What follows is a set of records; repeat all of them exactly.

[Raw records]

※

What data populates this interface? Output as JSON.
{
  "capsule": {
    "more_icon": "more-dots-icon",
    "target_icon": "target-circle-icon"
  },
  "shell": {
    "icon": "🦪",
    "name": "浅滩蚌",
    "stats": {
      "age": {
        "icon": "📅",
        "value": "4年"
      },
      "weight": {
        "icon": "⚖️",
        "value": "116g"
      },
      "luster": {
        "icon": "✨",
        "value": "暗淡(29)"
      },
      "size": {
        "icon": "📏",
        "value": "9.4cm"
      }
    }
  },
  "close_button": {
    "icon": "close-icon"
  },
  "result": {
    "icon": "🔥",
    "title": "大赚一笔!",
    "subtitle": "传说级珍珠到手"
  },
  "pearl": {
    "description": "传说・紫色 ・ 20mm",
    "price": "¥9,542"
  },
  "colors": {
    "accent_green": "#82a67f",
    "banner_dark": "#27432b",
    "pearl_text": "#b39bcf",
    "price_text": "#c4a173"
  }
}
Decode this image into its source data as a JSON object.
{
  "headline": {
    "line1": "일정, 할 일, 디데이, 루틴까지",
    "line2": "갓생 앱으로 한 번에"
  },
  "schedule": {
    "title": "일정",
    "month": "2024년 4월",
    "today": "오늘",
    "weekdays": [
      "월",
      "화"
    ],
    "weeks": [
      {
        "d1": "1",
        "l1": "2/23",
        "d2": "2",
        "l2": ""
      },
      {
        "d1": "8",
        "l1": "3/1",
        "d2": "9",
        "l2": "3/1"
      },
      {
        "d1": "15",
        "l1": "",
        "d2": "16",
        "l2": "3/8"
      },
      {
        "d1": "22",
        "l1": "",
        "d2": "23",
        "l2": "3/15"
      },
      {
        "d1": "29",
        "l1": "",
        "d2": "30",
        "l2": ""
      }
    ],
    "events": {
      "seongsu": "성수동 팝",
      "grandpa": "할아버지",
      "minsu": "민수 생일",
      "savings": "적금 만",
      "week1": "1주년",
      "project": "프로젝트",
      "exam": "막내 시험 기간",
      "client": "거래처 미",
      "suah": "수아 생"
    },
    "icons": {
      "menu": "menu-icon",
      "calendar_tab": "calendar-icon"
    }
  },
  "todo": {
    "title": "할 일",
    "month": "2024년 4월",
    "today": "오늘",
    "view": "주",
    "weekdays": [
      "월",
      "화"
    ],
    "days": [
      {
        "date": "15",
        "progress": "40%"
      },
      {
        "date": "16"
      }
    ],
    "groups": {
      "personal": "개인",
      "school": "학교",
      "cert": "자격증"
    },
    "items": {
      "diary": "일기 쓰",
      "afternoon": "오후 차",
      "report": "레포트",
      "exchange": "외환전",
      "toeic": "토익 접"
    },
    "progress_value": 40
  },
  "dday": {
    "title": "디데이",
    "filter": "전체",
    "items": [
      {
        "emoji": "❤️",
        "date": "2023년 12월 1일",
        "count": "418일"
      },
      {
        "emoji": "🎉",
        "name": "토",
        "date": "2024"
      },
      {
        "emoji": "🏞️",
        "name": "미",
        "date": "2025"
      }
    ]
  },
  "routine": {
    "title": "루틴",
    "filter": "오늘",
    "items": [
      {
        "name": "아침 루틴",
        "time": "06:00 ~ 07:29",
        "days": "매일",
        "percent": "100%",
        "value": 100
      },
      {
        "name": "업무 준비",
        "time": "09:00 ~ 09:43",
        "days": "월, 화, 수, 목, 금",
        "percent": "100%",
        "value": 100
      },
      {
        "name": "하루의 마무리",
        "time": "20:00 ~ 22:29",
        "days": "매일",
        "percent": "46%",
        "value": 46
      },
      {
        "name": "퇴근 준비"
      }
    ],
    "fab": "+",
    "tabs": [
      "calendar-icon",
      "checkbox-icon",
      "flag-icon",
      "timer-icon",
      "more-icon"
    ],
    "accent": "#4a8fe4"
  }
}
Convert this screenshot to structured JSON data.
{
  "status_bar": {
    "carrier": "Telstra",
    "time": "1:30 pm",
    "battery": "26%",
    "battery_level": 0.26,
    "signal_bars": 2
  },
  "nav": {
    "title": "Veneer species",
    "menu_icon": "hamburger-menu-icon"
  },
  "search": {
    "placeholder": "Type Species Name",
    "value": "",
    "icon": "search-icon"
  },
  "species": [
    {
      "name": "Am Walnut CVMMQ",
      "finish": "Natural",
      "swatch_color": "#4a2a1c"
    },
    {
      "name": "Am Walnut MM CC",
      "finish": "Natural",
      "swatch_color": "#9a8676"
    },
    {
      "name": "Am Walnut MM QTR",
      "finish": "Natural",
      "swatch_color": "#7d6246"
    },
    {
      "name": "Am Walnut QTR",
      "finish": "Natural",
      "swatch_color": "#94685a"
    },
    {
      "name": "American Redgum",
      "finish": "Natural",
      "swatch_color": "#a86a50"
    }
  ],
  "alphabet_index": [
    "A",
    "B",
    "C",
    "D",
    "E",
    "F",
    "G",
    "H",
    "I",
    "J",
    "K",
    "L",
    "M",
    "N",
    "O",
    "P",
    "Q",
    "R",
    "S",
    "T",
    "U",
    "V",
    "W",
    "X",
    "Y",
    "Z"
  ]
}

※

§ **Written solution**
What data populates this interface? Output as JSON.
{
  "capsule": {
    "more_icon": "more-dots-icon",
    "target_icon": "target-circle-icon"
  },
  "shell": {
    "icon": "🦪",
    "name": "浅滩蚌",
    "stats": {
      "age": {
        "icon": "📅",
        "value": "4年"
      },
      "weight": {
        "icon": "⚖️",
        "value": "116g"
      },
      "luster": {
        "icon": "✨",
        "value": "暗淡(29)"
      },
      "size": {
        "icon": "📏",
        "value": "9.4cm"
      }
    }
  },
  "close_button": {
    "icon": "close-icon"
  },
  "result": {
    "icon": "🔥",
    "title": "大赚一笔!",
    "subtitle": "传说级珍珠到手"
  },
  "pearl": {
    "description": "传说・紫色 ・ 20mm",
    "price": "¥9,542"
  },
  "colors": {
    "accent_green": "#82a67f",
    "banner_dark": "#27432b",
    "pearl_text": "#b39bcf",
    "price_text": "#c4a173"
  }
}
Decode this image into its source data as a JSON object.
{
  "headline": {
    "line1": "일정, 할 일, 디데이, 루틴까지",
    "line2": "갓생 앱으로 한 번에"
  },
  "schedule": {
    "title": "일정",
    "month": "2024년 4월",
    "today": "오늘",
    "weekdays": [
      "월",
      "화"
    ],
    "weeks": [
      {
        "d1": "1",
        "l1": "2/23",
        "d2": "2",
        "l2": ""
      },
      {
        "d1": "8",
        "l1": "3/1",
        "d2": "9",
        "l2": "3/1"
      },
      {
        "d1": "15",
        "l1": "",
        "d2": "16",
        "l2": "3/8"
      },
      {
        "d1": "22",
        "l1": "",
        "d2": "23",
        "l2": "3/15"
      },
      {
        "d1": "29",
        "l1": "",
        "d2": "30",
        "l2": ""
      }
    ],
    "events": {
      "seongsu": "성수동 팝",
      "grandpa": "할아버지",
      "minsu": "민수 생일",
      "savings": "적금 만",
      "week1": "1주년",
      "project": "프로젝트",
      "exam": "막내 시험 기간",
      "client": "거래처 미",
      "suah": "수아 생"
    },
    "icons": {
      "menu": "menu-icon",
      "calendar_tab": "calendar-icon"
    }
  },
  "todo": {
    "title": "할 일",
    "month": "2024년 4월",
    "today": "오늘",
    "view": "주",
    "weekdays": [
      "월",
      "화"
    ],
    "days": [
      {
        "date": "15",
        "progress": "40%"
      },
      {
        "date": "16"
      }
    ],
    "groups": {
      "personal": "개인",
      "school": "학교",
      "cert": "자격증"
    },
    "items": {
      "diary": "일기 쓰",
      "afternoon": "오후 차",
      "report": "레포트",
      "exchange": "외환전",
      "toeic": "토익 접"
    },
    "progress_value": 40
  },
  "dday": {
    "title": "디데이",
    "filter": "전체",
    "items": [
      {
        "emoji": "❤️",
        "date": "2023년 12월 1일",
        "count": "418일"
      },
      {
        "emoji": "🎉",
        "name": "토",
        "date": "2024"
      },
      {
        "emoji": "🏞️",
        "name": "미",
        "date": "2025"
      }
    ]
  },
  "routine": {
    "title": "루틴",
    "filter": "오늘",
    "items": [
      {
        "name": "아침 루틴",
        "time": "06:00 ~ 07:29",
        "days": "매일",
        "percent": "100%",
        "value": 100
      },
      {
        "name": "업무 준비",
        "time": "09:00 ~ 09:43",
        "days": "월, 화, 수, 목, 금",
        "percent": "100%",
        "value": 100
      },
      {
        "name": "하루의 마무리",
        "time": "20:00 ~ 22:29",
        "days": "매일",
        "percent": "46%",
        "value": 46
      },
      {
        "name": "퇴근 준비"
      }
    ],
    "fab": "+",
    "tabs": [
      "calendar-icon",
      "checkbox-icon",
      "flag-icon",
      "timer-icon",
      "more-icon"
    ],
    "accent": "#4a8fe4"
  }
}
Convert this screenshot to structured JSON data.
{
  "status_bar": {
    "carrier": "Telstra",
    "time": "1:30 pm",
    "battery": "26%",
    "battery_level": 0.26,
    "signal_bars": 2
  },
  "nav": {
    "title": "Veneer species",
    "menu_icon": "hamburger-menu-icon"
  },
  "search": {
    "placeholder": "Type Species Name",
    "value": "",
    "icon": "search-icon"
  },
  "species": [
    {
      "name": "Am Walnut CVMMQ",
      "finish": "Natural",
      "swatch_color": "#4a2a1c"
    },
    {
      "name": "Am Walnut MM CC",
      "finish": "Natural",
      "swatch_color": "#9a8676"
    },
    {
      "name": "Am Walnut MM QTR",
      "finish": "Natural",
      "swatch_color": "#7d6246"
    },
    {
      "name": "Am Walnut QTR",
      "finish": "Natural",
      "swatch_color": "#94685a"
    },
    {
      "name": "American Redgum",
      "finish": "Natural",
      "swatch_color": "#a86a50"
    }
  ],
  "alphabet_index": [
    "A",
    "B",
    "C",
    "D",
    "E",
    "F",
    "G",
    "H",
    "I",
    "J",
    "K",
    "L",
    "M",
    "N",
    "O",
    "P",
    "Q",
    "R",
    "S",
    "T",
    "U",
    "V",
    "W",
    "X",
    "Y",
    "Z"
  ]
}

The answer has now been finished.